[BEGIN RECORDS TO PROCESS]

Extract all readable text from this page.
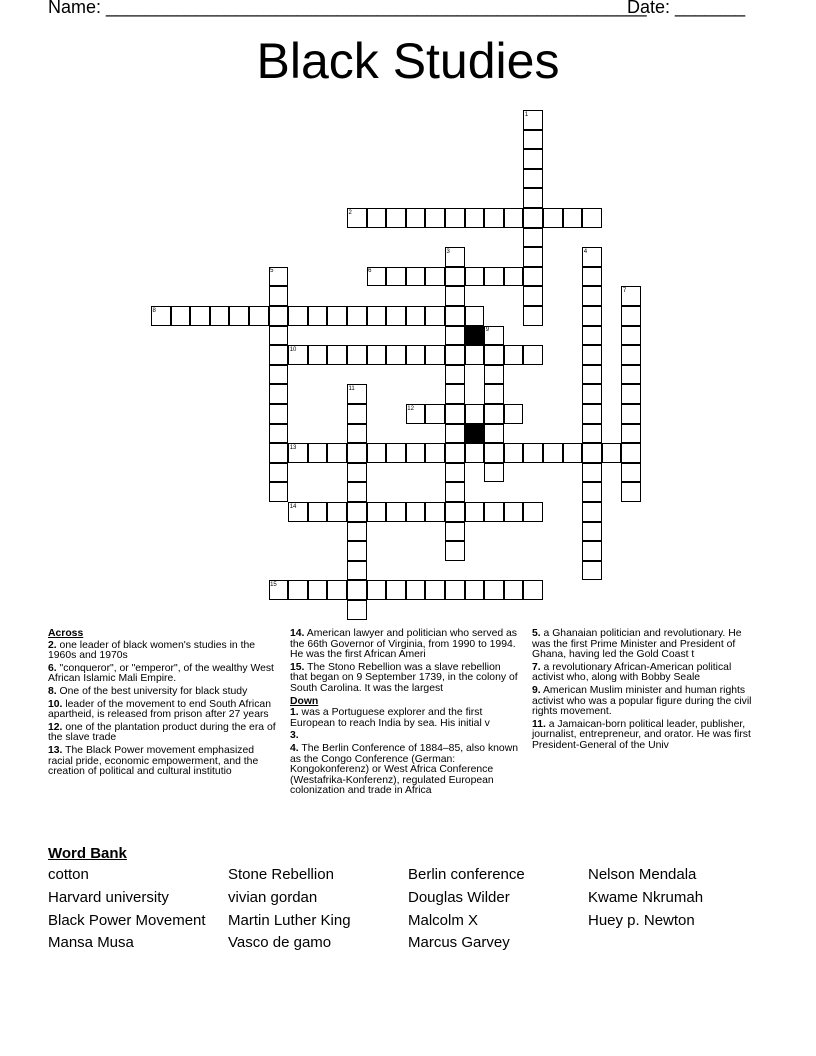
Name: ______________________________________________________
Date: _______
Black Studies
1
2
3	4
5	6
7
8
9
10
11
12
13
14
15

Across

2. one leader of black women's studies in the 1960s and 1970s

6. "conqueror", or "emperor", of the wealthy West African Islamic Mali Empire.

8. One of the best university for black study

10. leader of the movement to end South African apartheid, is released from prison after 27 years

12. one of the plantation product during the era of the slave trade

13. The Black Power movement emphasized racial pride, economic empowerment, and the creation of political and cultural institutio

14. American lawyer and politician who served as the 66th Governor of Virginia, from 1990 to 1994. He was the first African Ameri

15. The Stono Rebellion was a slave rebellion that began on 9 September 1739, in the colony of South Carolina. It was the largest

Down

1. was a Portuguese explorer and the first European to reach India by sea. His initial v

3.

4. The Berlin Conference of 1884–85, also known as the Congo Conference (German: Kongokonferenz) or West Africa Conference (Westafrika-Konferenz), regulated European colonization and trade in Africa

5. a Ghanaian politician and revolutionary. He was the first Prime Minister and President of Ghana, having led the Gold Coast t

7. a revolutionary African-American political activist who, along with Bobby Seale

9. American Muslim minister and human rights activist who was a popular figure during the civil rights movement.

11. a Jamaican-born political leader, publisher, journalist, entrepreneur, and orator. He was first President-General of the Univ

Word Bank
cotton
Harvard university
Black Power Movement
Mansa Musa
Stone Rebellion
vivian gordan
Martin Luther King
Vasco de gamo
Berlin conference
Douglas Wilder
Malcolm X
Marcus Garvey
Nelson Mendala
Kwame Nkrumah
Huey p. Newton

[END RECORDS TO PROCESS]
[BEGIN RECORDS TO PROCESS]

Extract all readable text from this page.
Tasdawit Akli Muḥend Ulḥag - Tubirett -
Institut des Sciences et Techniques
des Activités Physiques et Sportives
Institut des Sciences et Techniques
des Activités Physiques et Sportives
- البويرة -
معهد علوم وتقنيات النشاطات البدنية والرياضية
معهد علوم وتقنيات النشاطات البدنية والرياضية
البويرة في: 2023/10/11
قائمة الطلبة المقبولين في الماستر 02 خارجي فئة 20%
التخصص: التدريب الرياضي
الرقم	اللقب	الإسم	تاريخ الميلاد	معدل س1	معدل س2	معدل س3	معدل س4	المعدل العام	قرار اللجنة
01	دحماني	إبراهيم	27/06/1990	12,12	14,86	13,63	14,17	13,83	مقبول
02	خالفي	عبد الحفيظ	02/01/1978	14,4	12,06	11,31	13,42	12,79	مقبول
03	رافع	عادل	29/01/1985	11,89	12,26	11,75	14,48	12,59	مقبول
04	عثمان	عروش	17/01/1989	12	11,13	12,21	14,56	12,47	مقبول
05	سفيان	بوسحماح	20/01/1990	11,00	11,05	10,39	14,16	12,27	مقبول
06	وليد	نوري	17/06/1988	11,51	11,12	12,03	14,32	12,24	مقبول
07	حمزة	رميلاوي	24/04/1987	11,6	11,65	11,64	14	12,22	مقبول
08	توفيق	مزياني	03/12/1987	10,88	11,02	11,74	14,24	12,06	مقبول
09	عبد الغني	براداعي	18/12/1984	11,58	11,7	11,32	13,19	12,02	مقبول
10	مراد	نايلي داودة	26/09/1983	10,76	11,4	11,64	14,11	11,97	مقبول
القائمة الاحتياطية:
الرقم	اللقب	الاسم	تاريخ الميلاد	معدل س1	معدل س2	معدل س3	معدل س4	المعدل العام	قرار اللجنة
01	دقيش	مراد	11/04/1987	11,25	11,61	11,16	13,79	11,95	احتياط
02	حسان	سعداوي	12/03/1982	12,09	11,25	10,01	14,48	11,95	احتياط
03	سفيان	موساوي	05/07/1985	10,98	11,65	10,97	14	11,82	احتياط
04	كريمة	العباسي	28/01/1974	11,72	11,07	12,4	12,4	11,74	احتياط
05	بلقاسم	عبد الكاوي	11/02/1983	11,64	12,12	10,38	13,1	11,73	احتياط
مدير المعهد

[END RECORDS TO PROCESS]
[BEGIN RECORDS TO PROCESS]

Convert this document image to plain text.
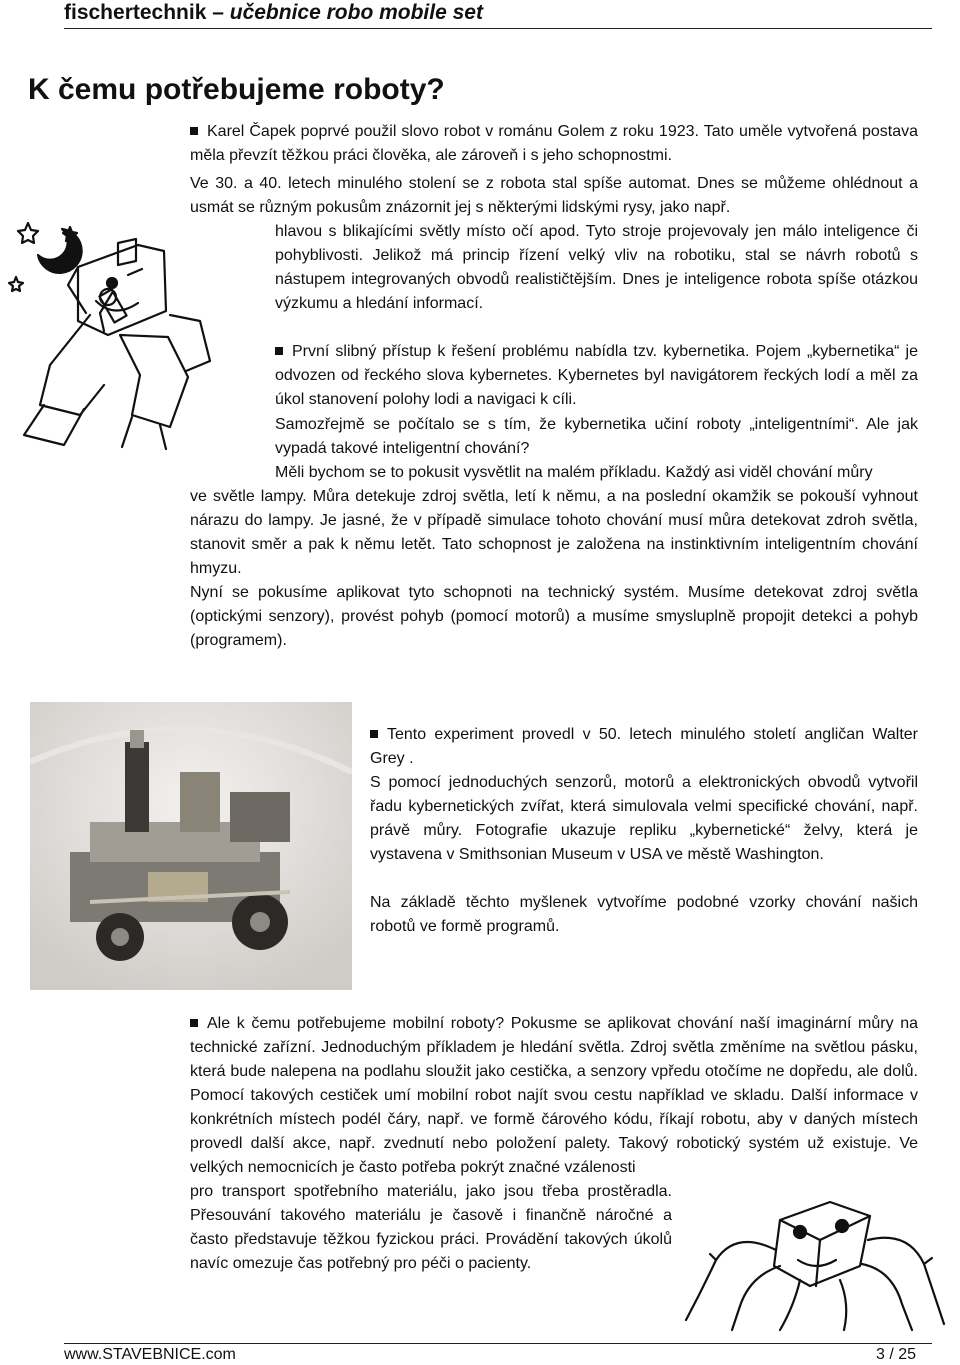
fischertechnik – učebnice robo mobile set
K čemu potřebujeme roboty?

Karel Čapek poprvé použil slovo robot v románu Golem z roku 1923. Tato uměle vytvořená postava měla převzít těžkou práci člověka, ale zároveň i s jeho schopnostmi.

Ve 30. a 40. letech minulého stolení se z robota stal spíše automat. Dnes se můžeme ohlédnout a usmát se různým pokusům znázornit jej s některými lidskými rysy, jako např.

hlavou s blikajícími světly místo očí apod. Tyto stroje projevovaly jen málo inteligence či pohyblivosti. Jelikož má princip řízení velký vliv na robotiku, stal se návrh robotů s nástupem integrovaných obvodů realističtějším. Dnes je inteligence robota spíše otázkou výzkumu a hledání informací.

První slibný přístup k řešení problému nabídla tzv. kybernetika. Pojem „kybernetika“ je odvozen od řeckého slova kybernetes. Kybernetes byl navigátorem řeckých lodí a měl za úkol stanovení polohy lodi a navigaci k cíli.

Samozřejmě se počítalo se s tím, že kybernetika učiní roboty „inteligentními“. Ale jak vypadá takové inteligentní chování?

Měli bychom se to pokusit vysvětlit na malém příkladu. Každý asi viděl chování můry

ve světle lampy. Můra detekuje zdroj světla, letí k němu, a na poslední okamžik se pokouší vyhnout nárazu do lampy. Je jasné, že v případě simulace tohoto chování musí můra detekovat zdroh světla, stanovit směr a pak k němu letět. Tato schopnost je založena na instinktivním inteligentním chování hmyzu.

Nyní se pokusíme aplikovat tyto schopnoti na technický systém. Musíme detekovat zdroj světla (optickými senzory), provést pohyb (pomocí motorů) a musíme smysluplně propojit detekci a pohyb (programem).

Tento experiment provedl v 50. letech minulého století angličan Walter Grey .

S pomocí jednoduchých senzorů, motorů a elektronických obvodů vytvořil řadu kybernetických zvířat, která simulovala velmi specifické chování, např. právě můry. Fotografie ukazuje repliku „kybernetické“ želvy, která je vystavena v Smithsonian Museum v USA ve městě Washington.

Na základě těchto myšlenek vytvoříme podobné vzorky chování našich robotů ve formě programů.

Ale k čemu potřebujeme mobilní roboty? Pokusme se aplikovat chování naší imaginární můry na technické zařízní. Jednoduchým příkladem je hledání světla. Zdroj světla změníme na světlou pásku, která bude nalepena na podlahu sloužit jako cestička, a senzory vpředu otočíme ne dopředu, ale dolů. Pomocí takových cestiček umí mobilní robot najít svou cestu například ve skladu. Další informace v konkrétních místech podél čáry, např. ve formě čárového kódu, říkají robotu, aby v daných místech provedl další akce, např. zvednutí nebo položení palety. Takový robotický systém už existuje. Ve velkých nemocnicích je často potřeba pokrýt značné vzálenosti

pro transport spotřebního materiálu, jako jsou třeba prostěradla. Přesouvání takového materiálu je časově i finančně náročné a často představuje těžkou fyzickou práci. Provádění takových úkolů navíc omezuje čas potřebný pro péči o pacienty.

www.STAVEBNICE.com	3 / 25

[END RECORDS TO PROCESS]

■ **WHAT TO WORK ON**:
Determine how many lines of the listing hold the word "during" and reply with that figure alone.

■ **TASK RESULT**:
2